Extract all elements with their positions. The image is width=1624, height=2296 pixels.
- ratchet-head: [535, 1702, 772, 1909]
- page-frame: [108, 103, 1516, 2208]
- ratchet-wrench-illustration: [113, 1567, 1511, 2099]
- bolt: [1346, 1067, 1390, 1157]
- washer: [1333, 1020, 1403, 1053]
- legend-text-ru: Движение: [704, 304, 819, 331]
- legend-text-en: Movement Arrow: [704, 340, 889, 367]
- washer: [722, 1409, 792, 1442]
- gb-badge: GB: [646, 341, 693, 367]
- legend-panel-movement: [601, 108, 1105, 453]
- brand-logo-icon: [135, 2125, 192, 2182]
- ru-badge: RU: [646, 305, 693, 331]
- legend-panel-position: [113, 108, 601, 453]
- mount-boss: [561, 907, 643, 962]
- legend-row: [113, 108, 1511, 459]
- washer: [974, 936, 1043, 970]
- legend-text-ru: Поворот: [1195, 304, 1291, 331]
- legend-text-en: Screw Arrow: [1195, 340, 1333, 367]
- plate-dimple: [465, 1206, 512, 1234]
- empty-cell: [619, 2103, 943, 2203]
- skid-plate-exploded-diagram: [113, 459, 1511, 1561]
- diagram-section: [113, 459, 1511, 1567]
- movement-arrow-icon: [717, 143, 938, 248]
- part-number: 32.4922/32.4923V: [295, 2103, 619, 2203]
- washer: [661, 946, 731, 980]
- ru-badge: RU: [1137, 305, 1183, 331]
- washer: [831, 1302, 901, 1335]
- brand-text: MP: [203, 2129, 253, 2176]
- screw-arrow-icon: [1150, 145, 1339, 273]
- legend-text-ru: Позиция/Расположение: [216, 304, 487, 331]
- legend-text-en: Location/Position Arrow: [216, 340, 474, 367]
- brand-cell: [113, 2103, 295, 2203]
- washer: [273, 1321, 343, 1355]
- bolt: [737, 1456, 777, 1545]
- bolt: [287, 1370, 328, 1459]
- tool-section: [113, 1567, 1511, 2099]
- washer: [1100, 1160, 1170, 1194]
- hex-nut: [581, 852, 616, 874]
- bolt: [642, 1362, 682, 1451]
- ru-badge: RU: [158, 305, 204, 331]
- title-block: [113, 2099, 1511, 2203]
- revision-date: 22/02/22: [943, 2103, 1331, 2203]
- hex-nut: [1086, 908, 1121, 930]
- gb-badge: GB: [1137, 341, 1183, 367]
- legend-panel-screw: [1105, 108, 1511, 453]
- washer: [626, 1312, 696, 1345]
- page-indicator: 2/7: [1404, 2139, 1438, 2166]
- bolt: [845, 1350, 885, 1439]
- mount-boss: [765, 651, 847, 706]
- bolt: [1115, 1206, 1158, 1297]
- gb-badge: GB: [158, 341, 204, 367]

#### WRITTEN REQUEST:
Please pull out every line in the items above that contains the string "brand", matching case, and copy each one.

#### ANSWER IN FULL:
- brand-logo-icon: [135, 2125, 192, 2182]
- brand-text: MP: [203, 2129, 253, 2176]
- brand-cell: [113, 2103, 295, 2203]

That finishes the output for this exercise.